*Directive*: Repeat each entry as written and leave the images out of the copy.

*Source material*:
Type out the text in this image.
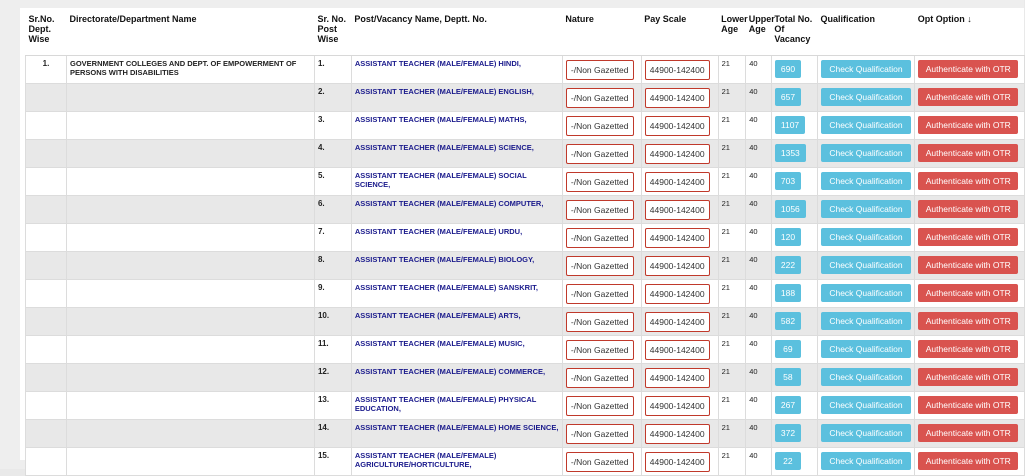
Sr.No. Dept. Wise	Directorate/Department Name	Sr. No. Post Wise	Post/Vacancy Name, Deptt. No.	Nature	Pay Scale	Lower Age	Upper Age	Total No. Of Vacancy	Qualification	Opt Option ↓
1.	GOVERNMENT COLLEGES AND DEPT. OF EMPOWERMENT OF PERSONS WITH DISABILITIES	1.	ASSISTANT TEACHER (MALE/FEMALE) HINDI,	-/Non Gazetted	44900-142400	21	40	690	Check Qualification	Authenticate with OTR
		2.	ASSISTANT TEACHER (MALE/FEMALE) ENGLISH,	-/Non Gazetted	44900-142400	21	40	657	Check Qualification	Authenticate with OTR
		3.	ASSISTANT TEACHER (MALE/FEMALE) MATHS,	-/Non Gazetted	44900-142400	21	40	1107	Check Qualification	Authenticate with OTR
		4.	ASSISTANT TEACHER (MALE/FEMALE) SCIENCE,	-/Non Gazetted	44900-142400	21	40	1353	Check Qualification	Authenticate with OTR
		5.	ASSISTANT TEACHER (MALE/FEMALE) SOCIAL SCIENCE,	-/Non Gazetted	44900-142400	21	40	703	Check Qualification	Authenticate with OTR
		6.	ASSISTANT TEACHER (MALE/FEMALE) COMPUTER,	-/Non Gazetted	44900-142400	21	40	1056	Check Qualification	Authenticate with OTR
		7.	ASSISTANT TEACHER (MALE/FEMALE) URDU,	-/Non Gazetted	44900-142400	21	40	120	Check Qualification	Authenticate with OTR
		8.	ASSISTANT TEACHER (MALE/FEMALE) BIOLOGY,	-/Non Gazetted	44900-142400	21	40	222	Check Qualification	Authenticate with OTR
		9.	ASSISTANT TEACHER (MALE/FEMALE) SANSKRIT,	-/Non Gazetted	44900-142400	21	40	188	Check Qualification	Authenticate with OTR
		10.	ASSISTANT TEACHER (MALE/FEMALE) ARTS,	-/Non Gazetted	44900-142400	21	40	582	Check Qualification	Authenticate with OTR
		11.	ASSISTANT TEACHER (MALE/FEMALE) MUSIC,	-/Non Gazetted	44900-142400	21	40	69	Check Qualification	Authenticate with OTR
		12.	ASSISTANT TEACHER (MALE/FEMALE) COMMERCE,	-/Non Gazetted	44900-142400	21	40	58	Check Qualification	Authenticate with OTR
		13.	ASSISTANT TEACHER (MALE/FEMALE) PHYSICAL EDUCATION,	-/Non Gazetted	44900-142400	21	40	267	Check Qualification	Authenticate with OTR
		14.	ASSISTANT TEACHER (MALE/FEMALE) HOME SCIENCE,	-/Non Gazetted	44900-142400	21	40	372	Check Qualification	Authenticate with OTR
		15.	ASSISTANT TEACHER (MALE/FEMALE) AGRICULTURE/HORTICULTURE,	-/Non Gazetted	44900-142400	21	40	22	Check Qualification	Authenticate with OTR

*Response for this exercise*:
Type out the text in this image.
Sr.No. Dept. Wise	Directorate/Department Name	Sr. No. Post Wise	Post/Vacancy Name, Deptt. No.	Nature	Pay Scale	Lower Age	Upper Age	Total No. Of Vacancy	Qualification	Opt Option ↓
1.	GOVERNMENT COLLEGES AND DEPT. OF EMPOWERMENT OF PERSONS WITH DISABILITIES	1.	ASSISTANT TEACHER (MALE/FEMALE) HINDI,	-/Non Gazetted	44900-142400	21	40	690	Check Qualification	Authenticate with OTR
		2.	ASSISTANT TEACHER (MALE/FEMALE) ENGLISH,	-/Non Gazetted	44900-142400	21	40	657	Check Qualification	Authenticate with OTR
		3.	ASSISTANT TEACHER (MALE/FEMALE) MATHS,	-/Non Gazetted	44900-142400	21	40	1107	Check Qualification	Authenticate with OTR
		4.	ASSISTANT TEACHER (MALE/FEMALE) SCIENCE,	-/Non Gazetted	44900-142400	21	40	1353	Check Qualification	Authenticate with OTR
		5.	ASSISTANT TEACHER (MALE/FEMALE) SOCIAL SCIENCE,	-/Non Gazetted	44900-142400	21	40	703	Check Qualification	Authenticate with OTR
		6.	ASSISTANT TEACHER (MALE/FEMALE) COMPUTER,	-/Non Gazetted	44900-142400	21	40	1056	Check Qualification	Authenticate with OTR
		7.	ASSISTANT TEACHER (MALE/FEMALE) URDU,	-/Non Gazetted	44900-142400	21	40	120	Check Qualification	Authenticate with OTR
		8.	ASSISTANT TEACHER (MALE/FEMALE) BIOLOGY,	-/Non Gazetted	44900-142400	21	40	222	Check Qualification	Authenticate with OTR
		9.	ASSISTANT TEACHER (MALE/FEMALE) SANSKRIT,	-/Non Gazetted	44900-142400	21	40	188	Check Qualification	Authenticate with OTR
		10.	ASSISTANT TEACHER (MALE/FEMALE) ARTS,	-/Non Gazetted	44900-142400	21	40	582	Check Qualification	Authenticate with OTR
		11.	ASSISTANT TEACHER (MALE/FEMALE) MUSIC,	-/Non Gazetted	44900-142400	21	40	69	Check Qualification	Authenticate with OTR
		12.	ASSISTANT TEACHER (MALE/FEMALE) COMMERCE,	-/Non Gazetted	44900-142400	21	40	58	Check Qualification	Authenticate with OTR
		13.	ASSISTANT TEACHER (MALE/FEMALE) PHYSICAL EDUCATION,	-/Non Gazetted	44900-142400	21	40	267	Check Qualification	Authenticate with OTR
		14.	ASSISTANT TEACHER (MALE/FEMALE) HOME SCIENCE,	-/Non Gazetted	44900-142400	21	40	372	Check Qualification	Authenticate with OTR
		15.	ASSISTANT TEACHER (MALE/FEMALE) AGRICULTURE/HORTICULTURE,	-/Non Gazetted	44900-142400	21	40	22	Check Qualification	Authenticate with OTR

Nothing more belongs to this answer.